──────── Input for this task
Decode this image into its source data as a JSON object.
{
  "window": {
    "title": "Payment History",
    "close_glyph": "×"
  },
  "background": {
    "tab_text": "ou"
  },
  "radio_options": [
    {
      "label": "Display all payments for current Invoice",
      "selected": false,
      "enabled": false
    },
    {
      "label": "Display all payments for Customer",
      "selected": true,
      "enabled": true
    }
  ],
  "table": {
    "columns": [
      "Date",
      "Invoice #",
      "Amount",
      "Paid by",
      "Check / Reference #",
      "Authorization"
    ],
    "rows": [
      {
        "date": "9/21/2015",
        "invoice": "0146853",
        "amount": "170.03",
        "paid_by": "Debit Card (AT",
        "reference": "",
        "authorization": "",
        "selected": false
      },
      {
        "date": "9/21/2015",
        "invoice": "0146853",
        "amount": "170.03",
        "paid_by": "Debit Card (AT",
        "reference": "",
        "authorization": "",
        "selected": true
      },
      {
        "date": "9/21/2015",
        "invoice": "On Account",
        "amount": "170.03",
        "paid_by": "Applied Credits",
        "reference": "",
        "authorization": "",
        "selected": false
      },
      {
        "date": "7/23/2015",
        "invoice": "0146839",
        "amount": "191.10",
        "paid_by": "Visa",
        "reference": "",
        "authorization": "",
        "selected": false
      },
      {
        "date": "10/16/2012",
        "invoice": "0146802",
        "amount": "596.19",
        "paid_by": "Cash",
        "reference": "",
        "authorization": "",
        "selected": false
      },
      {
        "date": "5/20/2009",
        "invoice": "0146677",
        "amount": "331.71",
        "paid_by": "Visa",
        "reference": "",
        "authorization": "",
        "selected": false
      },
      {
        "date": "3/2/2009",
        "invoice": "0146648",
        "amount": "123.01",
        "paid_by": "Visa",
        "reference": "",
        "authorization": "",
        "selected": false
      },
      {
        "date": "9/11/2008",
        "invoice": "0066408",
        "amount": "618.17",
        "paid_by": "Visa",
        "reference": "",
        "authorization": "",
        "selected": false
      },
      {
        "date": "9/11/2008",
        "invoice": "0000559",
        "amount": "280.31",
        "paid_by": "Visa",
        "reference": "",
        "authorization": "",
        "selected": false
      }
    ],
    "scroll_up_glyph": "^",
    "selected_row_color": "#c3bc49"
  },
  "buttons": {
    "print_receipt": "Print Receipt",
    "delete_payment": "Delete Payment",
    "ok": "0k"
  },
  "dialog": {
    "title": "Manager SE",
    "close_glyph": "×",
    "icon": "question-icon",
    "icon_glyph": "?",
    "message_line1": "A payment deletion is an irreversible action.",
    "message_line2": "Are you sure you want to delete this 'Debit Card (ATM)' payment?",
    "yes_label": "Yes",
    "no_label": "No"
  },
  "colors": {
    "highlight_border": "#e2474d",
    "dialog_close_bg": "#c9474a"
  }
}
────────────────
[Required task] Give the entries again in full, exactly as they are written.

[Task solution]
Decode this image into its source data as a JSON object.
{
  "window": {
    "title": "Payment History",
    "close_glyph": "×"
  },
  "background": {
    "tab_text": "ou"
  },
  "radio_options": [
    {
      "label": "Display all payments for current Invoice",
      "selected": false,
      "enabled": false
    },
    {
      "label": "Display all payments for Customer",
      "selected": true,
      "enabled": true
    }
  ],
  "table": {
    "columns": [
      "Date",
      "Invoice #",
      "Amount",
      "Paid by",
      "Check / Reference #",
      "Authorization"
    ],
    "rows": [
      {
        "date": "9/21/2015",
        "invoice": "0146853",
        "amount": "170.03",
        "paid_by": "Debit Card (AT",
        "reference": "",
        "authorization": "",
        "selected": false
      },
      {
        "date": "9/21/2015",
        "invoice": "0146853",
        "amount": "170.03",
        "paid_by": "Debit Card (AT",
        "reference": "",
        "authorization": "",
        "selected": true
      },
      {
        "date": "9/21/2015",
        "invoice": "On Account",
        "amount": "170.03",
        "paid_by": "Applied Credits",
        "reference": "",
        "authorization": "",
        "selected": false
      },
      {
        "date": "7/23/2015",
        "invoice": "0146839",
        "amount": "191.10",
        "paid_by": "Visa",
        "reference": "",
        "authorization": "",
        "selected": false
      },
      {
        "date": "10/16/2012",
        "invoice": "0146802",
        "amount": "596.19",
        "paid_by": "Cash",
        "reference": "",
        "authorization": "",
        "selected": false
      },
      {
        "date": "5/20/2009",
        "invoice": "0146677",
        "amount": "331.71",
        "paid_by": "Visa",
        "reference": "",
        "authorization": "",
        "selected": false
      },
      {
        "date": "3/2/2009",
        "invoice": "0146648",
        "amount": "123.01",
        "paid_by": "Visa",
        "reference": "",
        "authorization": "",
        "selected": false
      },
      {
        "date": "9/11/2008",
        "invoice": "0066408",
        "amount": "618.17",
        "paid_by": "Visa",
        "reference": "",
        "authorization": "",
        "selected": false
      },
      {
        "date": "9/11/2008",
        "invoice": "0000559",
        "amount": "280.31",
        "paid_by": "Visa",
        "reference": "",
        "authorization": "",
        "selected": false
      }
    ],
    "scroll_up_glyph": "^",
    "selected_row_color": "#c3bc49"
  },
  "buttons": {
    "print_receipt": "Print Receipt",
    "delete_payment": "Delete Payment",
    "ok": "0k"
  },
  "dialog": {
    "title": "Manager SE",
    "close_glyph": "×",
    "icon": "question-icon",
    "icon_glyph": "?",
    "message_line1": "A payment deletion is an irreversible action.",
    "message_line2": "Are you sure you want to delete this 'Debit Card (ATM)' payment?",
    "yes_label": "Yes",
    "no_label": "No"
  },
  "colors": {
    "highlight_border": "#e2474d",
    "dialog_close_bg": "#c9474a"
  }
}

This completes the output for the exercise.